Exercise data Start Marker
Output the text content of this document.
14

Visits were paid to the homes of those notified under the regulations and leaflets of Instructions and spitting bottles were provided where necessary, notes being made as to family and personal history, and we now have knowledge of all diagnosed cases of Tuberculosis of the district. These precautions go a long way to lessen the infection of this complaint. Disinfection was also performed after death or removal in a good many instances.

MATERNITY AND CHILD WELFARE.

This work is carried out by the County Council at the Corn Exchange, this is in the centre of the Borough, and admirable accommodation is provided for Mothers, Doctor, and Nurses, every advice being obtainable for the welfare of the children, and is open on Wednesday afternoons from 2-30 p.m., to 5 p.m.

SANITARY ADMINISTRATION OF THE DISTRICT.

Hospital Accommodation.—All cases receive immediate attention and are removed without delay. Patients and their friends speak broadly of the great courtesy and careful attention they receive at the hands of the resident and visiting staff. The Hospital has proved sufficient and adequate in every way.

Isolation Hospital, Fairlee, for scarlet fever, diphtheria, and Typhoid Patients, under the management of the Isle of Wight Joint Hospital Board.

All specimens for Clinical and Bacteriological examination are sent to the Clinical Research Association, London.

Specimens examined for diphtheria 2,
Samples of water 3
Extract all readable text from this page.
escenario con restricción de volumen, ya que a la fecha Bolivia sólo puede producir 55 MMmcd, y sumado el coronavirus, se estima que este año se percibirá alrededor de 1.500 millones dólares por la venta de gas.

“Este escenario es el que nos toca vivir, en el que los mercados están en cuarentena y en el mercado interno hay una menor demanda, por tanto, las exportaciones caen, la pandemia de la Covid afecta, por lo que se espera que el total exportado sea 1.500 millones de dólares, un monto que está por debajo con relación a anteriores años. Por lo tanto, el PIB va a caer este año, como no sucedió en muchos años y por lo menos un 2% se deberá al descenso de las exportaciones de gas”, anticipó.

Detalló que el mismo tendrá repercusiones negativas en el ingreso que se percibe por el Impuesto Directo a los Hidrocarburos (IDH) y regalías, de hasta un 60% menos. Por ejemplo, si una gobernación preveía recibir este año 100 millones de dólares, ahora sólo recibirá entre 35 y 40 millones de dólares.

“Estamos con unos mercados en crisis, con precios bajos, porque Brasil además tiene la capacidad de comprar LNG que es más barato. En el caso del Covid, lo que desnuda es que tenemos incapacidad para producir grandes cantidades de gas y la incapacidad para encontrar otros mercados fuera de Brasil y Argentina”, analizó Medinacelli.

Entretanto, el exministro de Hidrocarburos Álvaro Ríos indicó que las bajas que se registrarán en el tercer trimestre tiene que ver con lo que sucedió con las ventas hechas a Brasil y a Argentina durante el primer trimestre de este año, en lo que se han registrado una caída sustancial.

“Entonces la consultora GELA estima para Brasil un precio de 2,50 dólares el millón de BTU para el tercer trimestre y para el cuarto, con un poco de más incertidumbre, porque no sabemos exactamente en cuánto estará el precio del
Exercise data End Marker
## What the task requires:
The records above are to be repeated in full, word for word.

## Solved problem:
Output the text content of this document.
14

Visits were paid to the homes of those notified under the regulations and leaflets of Instructions and spitting bottles were provided where necessary, notes being made as to family and personal history, and we now have knowledge of all diagnosed cases of Tuberculosis of the district. These precautions go a long way to lessen the infection of this complaint. Disinfection was also performed after death or removal in a good many instances.

MATERNITY AND CHILD WELFARE.

This work is carried out by the County Council at the Corn Exchange, this is in the centre of the Borough, and admirable accommodation is provided for Mothers, Doctor, and Nurses, every advice being obtainable for the welfare of the children, and is open on Wednesday afternoons from 2-30 p.m., to 5 p.m.

SANITARY ADMINISTRATION OF THE DISTRICT.

Hospital Accommodation.—All cases receive immediate attention and are removed without delay. Patients and their friends speak broadly of the great courtesy and careful attention they receive at the hands of the resident and visiting staff. The Hospital has proved sufficient and adequate in every way.

Isolation Hospital, Fairlee, for scarlet fever, diphtheria, and Typhoid Patients, under the management of the Isle of Wight Joint Hospital Board.

All specimens for Clinical and Bacteriological examination are sent to the Clinical Research Association, London.

Specimens examined for diphtheria 2,
Samples of water 3
Extract all readable text from this page.
escenario con restricción de volumen, ya que a la fecha Bolivia sólo puede producir 55 MMmcd, y sumado el coronavirus, se estima que este año se percibirá alrededor de 1.500 millones dólares por la venta de gas.

“Este escenario es el que nos toca vivir, en el que los mercados están en cuarentena y en el mercado interno hay una menor demanda, por tanto, las exportaciones caen, la pandemia de la Covid afecta, por lo que se espera que el total exportado sea 1.500 millones de dólares, un monto que está por debajo con relación a anteriores años. Por lo tanto, el PIB va a caer este año, como no sucedió en muchos años y por lo menos un 2% se deberá al descenso de las exportaciones de gas”, anticipó.

Detalló que el mismo tendrá repercusiones negativas en el ingreso que se percibe por el Impuesto Directo a los Hidrocarburos (IDH) y regalías, de hasta un 60% menos. Por ejemplo, si una gobernación preveía recibir este año 100 millones de dólares, ahora sólo recibirá entre 35 y 40 millones de dólares.

“Estamos con unos mercados en crisis, con precios bajos, porque Brasil además tiene la capacidad de comprar LNG que es más barato. En el caso del Covid, lo que desnuda es que tenemos incapacidad para producir grandes cantidades de gas y la incapacidad para encontrar otros mercados fuera de Brasil y Argentina”, analizó Medinacelli.

Entretanto, el exministro de Hidrocarburos Álvaro Ríos indicó que las bajas que se registrarán en el tercer trimestre tiene que ver con lo que sucedió con las ventas hechas a Brasil y a Argentina durante el primer trimestre de este año, en lo que se han registrado una caída sustancial.

“Entonces la consultora GELA estima para Brasil un precio de 2,50 dólares el millón de BTU para el tercer trimestre y para el cuarto, con un poco de más incertidumbre, porque no sabemos exactamente en cuánto estará el precio del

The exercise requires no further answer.